▸ WHAT YOU SHOULD DO
What is the count of lines that hold the word "ylabel"? Give only the number.

▸ MATERIAL FOR THIS EXERCISE
┌──
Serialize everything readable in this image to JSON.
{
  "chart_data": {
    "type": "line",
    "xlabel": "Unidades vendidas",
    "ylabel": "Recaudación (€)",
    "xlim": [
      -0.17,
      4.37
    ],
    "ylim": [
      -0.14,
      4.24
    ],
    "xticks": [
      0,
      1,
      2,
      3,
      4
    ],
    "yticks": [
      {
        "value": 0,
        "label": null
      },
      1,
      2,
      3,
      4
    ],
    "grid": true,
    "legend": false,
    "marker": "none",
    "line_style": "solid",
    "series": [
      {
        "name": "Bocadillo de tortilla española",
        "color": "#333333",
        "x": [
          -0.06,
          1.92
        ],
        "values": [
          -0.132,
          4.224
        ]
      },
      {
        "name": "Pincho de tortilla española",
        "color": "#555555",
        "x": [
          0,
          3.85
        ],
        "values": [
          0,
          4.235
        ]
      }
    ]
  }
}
└──
┌──
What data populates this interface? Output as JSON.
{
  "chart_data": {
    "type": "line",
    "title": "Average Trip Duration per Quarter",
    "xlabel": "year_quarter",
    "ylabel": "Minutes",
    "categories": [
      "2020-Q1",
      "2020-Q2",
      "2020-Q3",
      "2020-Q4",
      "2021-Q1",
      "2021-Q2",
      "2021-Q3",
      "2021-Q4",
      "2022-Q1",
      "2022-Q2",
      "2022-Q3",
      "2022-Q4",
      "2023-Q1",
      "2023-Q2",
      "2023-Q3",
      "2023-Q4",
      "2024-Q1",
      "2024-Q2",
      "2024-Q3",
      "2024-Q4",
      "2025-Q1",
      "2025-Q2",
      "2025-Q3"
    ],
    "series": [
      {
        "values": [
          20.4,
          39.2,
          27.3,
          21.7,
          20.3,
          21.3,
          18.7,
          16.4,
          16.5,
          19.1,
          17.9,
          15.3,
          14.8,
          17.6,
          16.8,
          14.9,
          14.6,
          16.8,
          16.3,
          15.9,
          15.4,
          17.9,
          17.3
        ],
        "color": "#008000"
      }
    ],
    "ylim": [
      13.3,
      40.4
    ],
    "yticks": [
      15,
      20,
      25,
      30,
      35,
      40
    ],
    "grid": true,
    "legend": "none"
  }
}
└──
┌──
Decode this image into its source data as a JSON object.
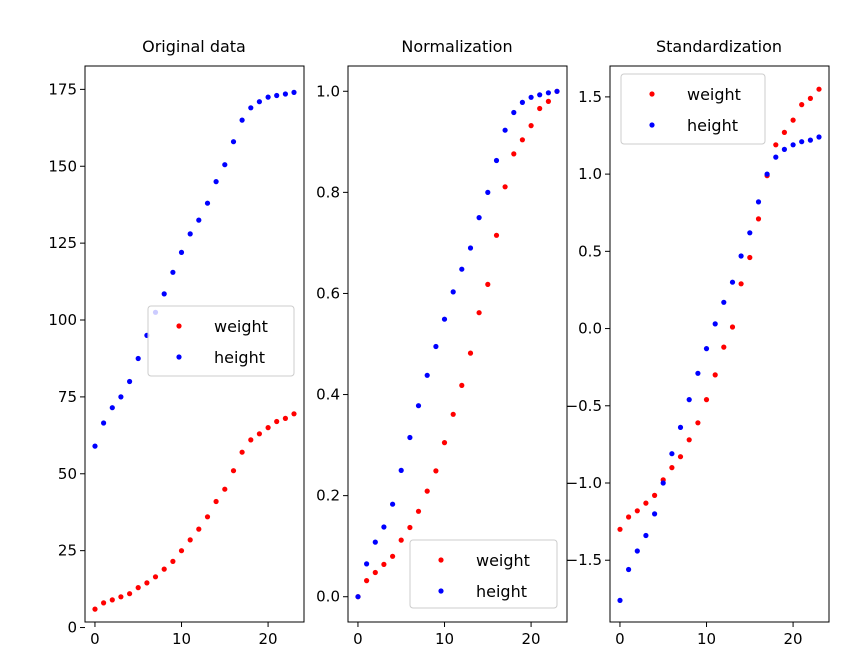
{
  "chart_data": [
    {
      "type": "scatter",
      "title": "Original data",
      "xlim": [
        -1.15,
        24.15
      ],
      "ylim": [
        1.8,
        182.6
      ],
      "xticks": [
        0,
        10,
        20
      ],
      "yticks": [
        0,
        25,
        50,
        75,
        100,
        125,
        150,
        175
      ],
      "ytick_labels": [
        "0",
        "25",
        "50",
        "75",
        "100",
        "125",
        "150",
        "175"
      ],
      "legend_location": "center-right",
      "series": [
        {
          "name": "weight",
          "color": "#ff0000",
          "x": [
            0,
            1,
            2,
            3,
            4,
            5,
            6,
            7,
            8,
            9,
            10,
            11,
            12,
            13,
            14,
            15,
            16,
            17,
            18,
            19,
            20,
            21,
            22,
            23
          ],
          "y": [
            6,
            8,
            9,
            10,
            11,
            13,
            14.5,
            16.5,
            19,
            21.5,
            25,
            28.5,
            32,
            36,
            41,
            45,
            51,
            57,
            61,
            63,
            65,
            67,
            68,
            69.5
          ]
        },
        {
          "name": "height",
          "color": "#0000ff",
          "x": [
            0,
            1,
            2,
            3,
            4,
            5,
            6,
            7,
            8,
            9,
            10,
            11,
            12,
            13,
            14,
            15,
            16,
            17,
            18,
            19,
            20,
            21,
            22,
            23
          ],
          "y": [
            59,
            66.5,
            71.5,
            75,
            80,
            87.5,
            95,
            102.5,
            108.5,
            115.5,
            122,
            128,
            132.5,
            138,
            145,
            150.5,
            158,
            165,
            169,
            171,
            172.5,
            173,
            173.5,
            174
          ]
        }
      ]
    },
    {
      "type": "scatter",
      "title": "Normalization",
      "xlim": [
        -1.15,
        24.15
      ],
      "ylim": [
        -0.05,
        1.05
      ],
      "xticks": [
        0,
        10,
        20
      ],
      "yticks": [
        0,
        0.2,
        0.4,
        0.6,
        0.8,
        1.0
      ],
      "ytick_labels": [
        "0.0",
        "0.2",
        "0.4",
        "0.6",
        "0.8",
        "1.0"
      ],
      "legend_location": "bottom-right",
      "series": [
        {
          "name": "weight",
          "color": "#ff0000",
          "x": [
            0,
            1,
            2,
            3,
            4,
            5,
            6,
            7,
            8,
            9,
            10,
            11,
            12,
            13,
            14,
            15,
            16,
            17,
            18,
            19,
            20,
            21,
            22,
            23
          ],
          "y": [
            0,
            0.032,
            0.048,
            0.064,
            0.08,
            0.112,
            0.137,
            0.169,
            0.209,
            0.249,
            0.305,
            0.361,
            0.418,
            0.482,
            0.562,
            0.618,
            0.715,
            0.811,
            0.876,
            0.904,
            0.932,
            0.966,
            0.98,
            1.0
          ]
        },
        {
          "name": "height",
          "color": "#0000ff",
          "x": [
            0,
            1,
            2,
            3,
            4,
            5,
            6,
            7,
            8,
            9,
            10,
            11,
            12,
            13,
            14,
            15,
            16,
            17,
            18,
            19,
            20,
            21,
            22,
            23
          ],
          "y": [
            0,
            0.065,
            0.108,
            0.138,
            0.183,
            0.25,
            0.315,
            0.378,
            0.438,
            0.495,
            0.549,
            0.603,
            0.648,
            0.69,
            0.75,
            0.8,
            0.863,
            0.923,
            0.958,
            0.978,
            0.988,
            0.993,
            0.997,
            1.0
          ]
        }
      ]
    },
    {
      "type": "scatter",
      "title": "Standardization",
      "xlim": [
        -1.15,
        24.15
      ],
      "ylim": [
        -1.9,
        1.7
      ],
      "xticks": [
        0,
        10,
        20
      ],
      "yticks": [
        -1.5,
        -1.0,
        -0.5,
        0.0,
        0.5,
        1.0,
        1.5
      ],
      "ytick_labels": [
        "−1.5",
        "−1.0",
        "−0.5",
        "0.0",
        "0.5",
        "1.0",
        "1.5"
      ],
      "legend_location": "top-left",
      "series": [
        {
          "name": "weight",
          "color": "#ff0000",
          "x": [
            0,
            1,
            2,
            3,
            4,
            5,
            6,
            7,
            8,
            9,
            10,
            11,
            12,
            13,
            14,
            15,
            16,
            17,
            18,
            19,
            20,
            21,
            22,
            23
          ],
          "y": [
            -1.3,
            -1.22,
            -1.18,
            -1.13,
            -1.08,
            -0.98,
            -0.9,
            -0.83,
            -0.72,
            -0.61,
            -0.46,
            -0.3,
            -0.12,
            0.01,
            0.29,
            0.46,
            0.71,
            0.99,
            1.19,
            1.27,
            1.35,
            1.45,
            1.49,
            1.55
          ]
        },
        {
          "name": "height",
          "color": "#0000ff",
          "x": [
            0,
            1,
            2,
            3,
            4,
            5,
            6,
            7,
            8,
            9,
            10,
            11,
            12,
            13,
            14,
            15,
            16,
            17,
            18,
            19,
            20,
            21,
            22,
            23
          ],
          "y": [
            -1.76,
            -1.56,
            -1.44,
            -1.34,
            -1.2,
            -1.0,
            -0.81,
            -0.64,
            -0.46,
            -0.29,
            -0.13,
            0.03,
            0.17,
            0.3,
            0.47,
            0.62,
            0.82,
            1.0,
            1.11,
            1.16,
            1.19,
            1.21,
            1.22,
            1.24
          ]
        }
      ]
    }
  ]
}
└──
▸ EXERCISE RESULT
2